• DIRECTIONS
Find the lines that hold "xlabel". Report only how many there are.
· · ·
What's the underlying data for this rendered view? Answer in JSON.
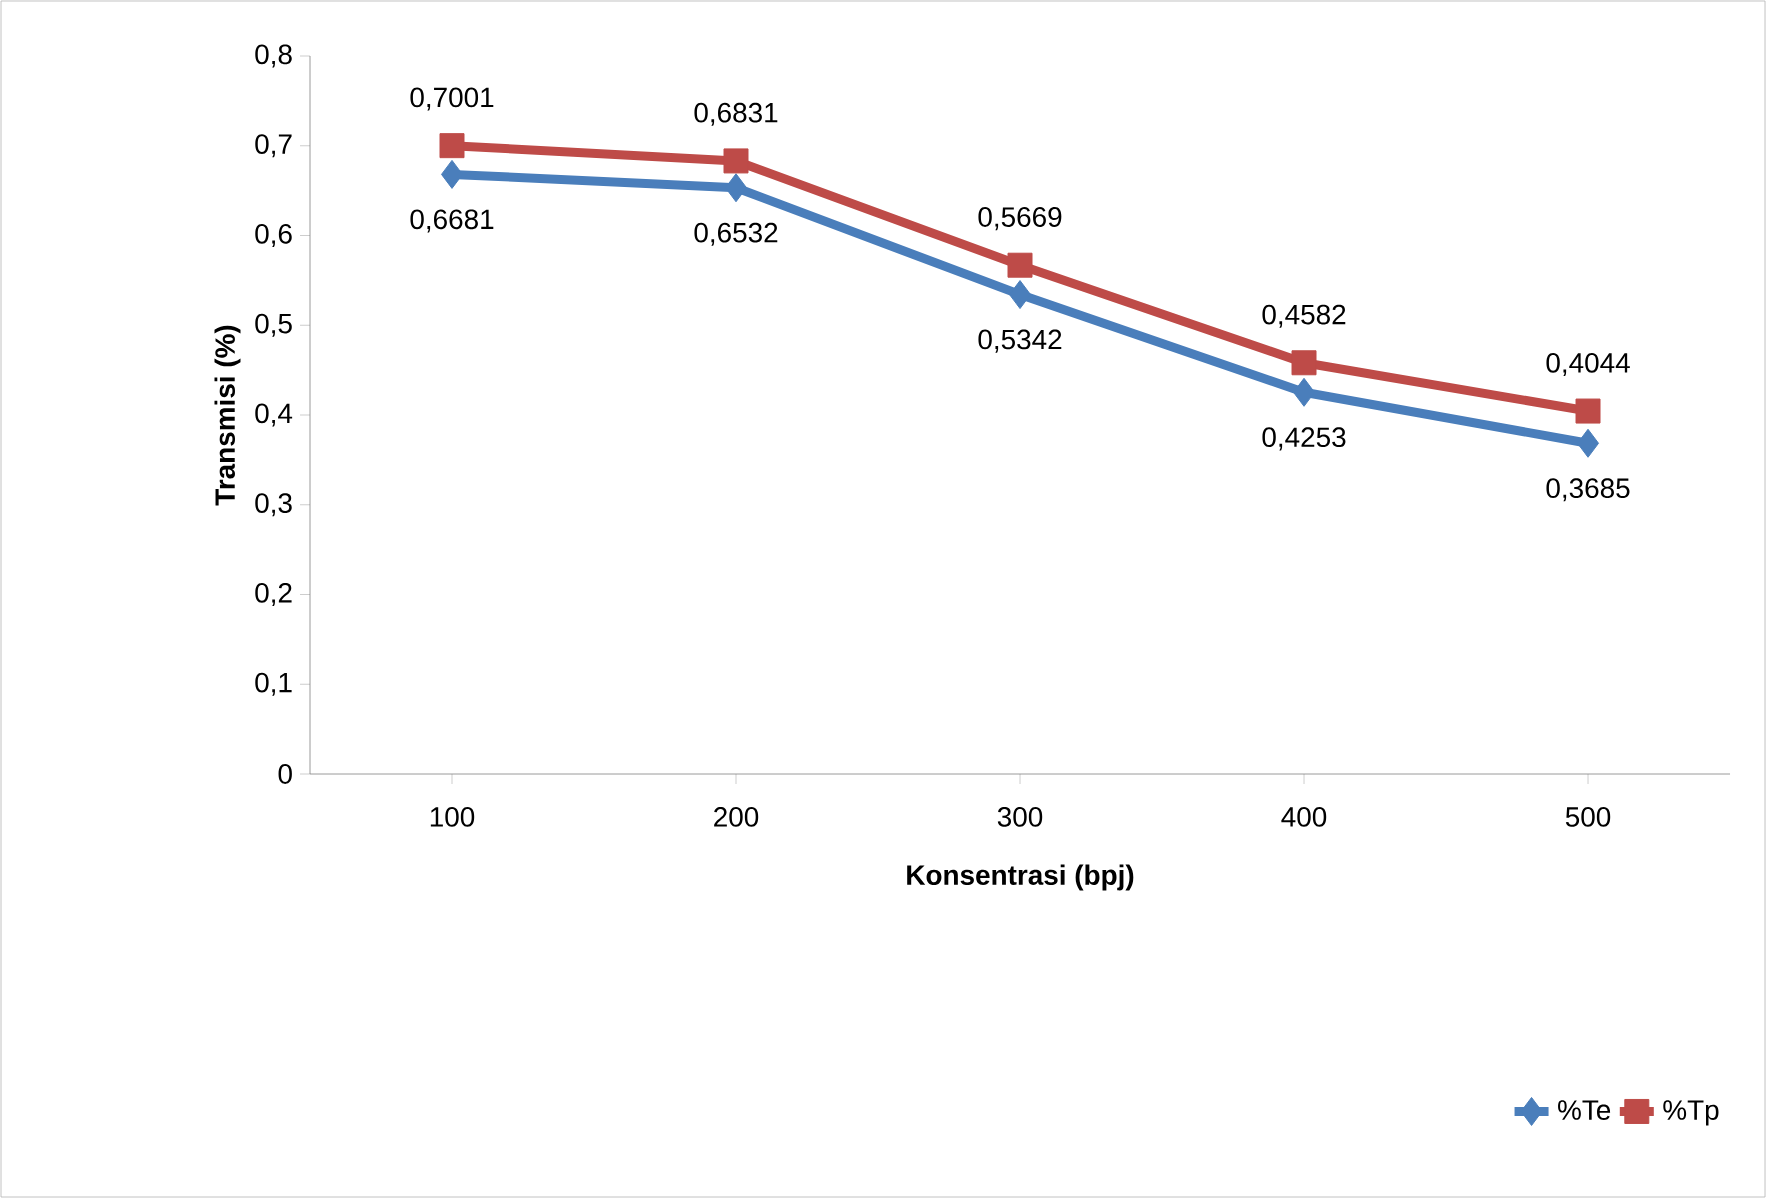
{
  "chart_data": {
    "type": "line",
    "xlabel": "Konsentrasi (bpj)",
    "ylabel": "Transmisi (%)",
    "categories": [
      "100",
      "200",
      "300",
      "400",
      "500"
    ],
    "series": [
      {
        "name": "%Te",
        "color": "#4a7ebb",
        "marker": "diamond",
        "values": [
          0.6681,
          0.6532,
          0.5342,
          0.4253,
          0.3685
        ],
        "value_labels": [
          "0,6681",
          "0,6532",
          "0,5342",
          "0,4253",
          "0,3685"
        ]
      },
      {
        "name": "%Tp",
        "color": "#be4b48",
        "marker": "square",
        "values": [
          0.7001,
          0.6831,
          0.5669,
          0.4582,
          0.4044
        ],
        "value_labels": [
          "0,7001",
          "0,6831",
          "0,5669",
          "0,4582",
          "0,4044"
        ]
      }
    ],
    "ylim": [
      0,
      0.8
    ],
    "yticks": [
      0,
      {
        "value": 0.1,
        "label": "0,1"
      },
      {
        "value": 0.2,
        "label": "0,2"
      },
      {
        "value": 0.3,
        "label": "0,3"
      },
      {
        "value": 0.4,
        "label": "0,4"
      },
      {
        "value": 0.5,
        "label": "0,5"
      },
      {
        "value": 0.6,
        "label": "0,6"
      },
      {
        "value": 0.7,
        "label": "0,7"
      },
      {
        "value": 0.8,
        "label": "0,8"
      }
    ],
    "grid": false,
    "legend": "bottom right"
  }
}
· · ·
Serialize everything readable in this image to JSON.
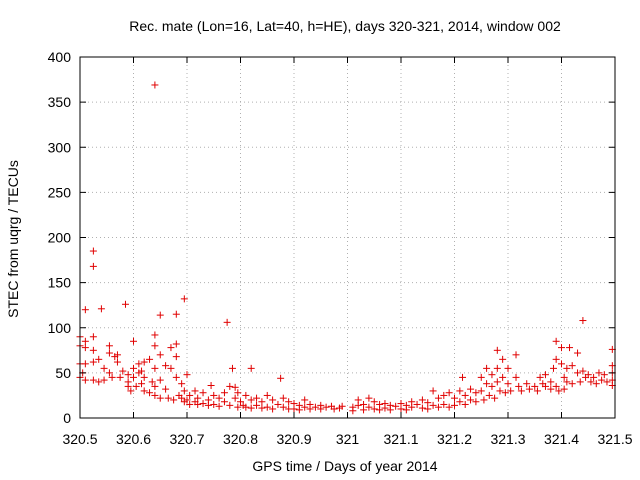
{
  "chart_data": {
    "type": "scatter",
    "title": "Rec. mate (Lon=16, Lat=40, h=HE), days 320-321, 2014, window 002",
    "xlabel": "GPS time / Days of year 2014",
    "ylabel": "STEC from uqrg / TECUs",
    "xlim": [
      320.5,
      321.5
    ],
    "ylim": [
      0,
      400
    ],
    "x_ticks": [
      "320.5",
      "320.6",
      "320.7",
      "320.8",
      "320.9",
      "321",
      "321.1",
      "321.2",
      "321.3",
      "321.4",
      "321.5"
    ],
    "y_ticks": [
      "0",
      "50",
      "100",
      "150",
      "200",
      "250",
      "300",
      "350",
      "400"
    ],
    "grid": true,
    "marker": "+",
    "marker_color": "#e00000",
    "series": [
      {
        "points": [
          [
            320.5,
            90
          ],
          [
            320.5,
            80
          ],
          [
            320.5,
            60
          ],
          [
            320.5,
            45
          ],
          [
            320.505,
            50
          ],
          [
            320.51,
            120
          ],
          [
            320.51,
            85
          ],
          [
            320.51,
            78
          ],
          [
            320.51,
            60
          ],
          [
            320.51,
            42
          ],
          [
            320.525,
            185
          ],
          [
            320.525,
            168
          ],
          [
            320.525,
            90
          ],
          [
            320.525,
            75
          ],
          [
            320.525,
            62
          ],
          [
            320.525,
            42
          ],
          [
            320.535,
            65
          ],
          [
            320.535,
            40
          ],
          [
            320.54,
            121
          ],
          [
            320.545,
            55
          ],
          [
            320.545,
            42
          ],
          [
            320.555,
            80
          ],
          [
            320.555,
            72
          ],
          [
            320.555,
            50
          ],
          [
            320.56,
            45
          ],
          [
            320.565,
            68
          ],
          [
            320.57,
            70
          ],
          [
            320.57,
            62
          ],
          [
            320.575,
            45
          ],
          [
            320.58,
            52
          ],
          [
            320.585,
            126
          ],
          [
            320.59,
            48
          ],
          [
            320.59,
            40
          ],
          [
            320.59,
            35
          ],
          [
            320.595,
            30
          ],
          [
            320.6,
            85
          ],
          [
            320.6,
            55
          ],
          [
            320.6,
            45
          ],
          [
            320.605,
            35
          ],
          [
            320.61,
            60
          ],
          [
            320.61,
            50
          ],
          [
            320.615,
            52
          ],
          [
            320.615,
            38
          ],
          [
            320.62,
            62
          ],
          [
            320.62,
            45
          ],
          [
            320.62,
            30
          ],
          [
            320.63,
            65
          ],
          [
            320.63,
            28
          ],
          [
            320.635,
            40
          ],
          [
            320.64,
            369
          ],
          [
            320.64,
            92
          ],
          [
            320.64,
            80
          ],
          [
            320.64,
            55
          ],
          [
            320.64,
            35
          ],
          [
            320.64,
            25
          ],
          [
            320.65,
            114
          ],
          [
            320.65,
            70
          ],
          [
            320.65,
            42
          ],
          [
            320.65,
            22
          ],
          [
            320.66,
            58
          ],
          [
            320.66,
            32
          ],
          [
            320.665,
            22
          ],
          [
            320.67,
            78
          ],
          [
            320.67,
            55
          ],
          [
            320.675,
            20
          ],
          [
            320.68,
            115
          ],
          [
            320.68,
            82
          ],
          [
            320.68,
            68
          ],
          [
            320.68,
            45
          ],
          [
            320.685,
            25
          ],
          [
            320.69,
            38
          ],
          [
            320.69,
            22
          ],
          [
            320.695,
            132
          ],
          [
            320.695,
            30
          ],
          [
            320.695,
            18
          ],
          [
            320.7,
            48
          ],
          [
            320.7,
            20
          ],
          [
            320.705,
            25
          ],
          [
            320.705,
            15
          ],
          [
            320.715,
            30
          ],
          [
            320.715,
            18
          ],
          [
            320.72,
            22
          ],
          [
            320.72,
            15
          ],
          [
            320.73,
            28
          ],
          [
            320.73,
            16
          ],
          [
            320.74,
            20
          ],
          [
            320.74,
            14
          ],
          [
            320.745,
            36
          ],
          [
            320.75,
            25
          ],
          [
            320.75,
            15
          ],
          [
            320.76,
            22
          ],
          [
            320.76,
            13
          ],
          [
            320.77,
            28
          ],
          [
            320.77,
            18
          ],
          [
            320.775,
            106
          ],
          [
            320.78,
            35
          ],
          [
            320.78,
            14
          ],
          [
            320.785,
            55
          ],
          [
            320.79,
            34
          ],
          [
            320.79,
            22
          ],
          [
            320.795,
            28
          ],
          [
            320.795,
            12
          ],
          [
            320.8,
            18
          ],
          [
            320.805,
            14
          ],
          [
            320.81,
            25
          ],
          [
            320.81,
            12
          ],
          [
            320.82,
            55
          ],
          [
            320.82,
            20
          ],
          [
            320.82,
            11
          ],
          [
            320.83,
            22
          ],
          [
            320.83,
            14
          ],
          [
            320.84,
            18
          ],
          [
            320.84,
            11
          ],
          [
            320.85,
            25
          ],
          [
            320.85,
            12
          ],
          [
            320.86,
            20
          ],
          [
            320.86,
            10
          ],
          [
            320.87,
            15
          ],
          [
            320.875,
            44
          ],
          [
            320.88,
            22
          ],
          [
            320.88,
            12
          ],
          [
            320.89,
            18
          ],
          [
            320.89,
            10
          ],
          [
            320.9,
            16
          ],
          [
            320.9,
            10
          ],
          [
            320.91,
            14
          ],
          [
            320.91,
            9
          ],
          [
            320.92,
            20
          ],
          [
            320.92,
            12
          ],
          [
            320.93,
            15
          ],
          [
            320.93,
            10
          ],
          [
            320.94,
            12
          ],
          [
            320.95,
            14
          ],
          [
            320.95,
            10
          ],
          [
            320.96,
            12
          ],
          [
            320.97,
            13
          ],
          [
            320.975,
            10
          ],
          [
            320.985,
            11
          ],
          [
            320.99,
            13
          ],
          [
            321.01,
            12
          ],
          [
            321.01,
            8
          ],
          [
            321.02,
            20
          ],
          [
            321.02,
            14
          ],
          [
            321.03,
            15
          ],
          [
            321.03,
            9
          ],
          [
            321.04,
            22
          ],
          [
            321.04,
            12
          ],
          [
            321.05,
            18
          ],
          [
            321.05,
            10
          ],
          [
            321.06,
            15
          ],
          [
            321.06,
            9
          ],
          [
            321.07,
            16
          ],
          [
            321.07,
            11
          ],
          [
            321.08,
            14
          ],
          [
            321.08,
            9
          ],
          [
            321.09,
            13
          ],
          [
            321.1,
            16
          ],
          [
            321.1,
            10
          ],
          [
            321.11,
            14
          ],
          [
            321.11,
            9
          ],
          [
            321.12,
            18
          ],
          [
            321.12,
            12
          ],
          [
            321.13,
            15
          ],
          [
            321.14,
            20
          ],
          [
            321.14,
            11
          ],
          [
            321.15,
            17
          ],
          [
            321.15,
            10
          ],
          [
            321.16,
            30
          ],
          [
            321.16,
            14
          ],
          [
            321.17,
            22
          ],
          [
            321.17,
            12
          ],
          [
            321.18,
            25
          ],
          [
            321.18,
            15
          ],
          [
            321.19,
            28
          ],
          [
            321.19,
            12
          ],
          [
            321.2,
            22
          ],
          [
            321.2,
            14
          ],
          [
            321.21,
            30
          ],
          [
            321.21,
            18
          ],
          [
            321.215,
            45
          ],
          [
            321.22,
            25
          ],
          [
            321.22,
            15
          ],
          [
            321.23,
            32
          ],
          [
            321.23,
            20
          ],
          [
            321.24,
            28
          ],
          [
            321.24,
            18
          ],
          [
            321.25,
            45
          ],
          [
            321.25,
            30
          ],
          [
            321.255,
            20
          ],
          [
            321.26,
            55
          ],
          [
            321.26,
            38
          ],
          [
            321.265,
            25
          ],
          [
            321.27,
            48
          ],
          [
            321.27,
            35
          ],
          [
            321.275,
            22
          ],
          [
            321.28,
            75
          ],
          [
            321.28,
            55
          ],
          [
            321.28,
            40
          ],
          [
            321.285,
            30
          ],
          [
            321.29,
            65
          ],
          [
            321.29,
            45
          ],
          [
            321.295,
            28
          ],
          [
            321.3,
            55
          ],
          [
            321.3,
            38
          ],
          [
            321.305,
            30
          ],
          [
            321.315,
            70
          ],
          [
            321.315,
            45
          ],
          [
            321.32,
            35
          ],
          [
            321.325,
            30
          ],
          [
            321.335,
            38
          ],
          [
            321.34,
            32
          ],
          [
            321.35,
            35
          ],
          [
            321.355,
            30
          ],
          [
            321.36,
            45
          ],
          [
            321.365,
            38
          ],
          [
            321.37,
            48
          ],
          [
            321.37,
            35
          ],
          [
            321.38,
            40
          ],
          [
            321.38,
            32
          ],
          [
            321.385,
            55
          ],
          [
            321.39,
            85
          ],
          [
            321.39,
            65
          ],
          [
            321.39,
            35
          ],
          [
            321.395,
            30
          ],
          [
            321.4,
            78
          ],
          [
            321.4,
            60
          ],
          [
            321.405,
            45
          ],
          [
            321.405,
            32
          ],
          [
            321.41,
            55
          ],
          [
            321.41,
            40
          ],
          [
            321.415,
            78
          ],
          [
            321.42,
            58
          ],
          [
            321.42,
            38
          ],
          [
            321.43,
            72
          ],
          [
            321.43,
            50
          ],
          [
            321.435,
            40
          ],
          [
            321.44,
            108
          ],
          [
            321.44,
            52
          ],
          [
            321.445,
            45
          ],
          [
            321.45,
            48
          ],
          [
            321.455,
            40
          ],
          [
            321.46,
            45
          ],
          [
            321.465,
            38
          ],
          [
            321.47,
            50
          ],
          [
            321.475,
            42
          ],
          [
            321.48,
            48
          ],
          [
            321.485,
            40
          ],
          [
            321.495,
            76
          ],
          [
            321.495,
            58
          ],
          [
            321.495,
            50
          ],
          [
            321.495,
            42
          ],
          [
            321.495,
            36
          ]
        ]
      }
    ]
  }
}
· · ·
• SOLUTION BELOW
2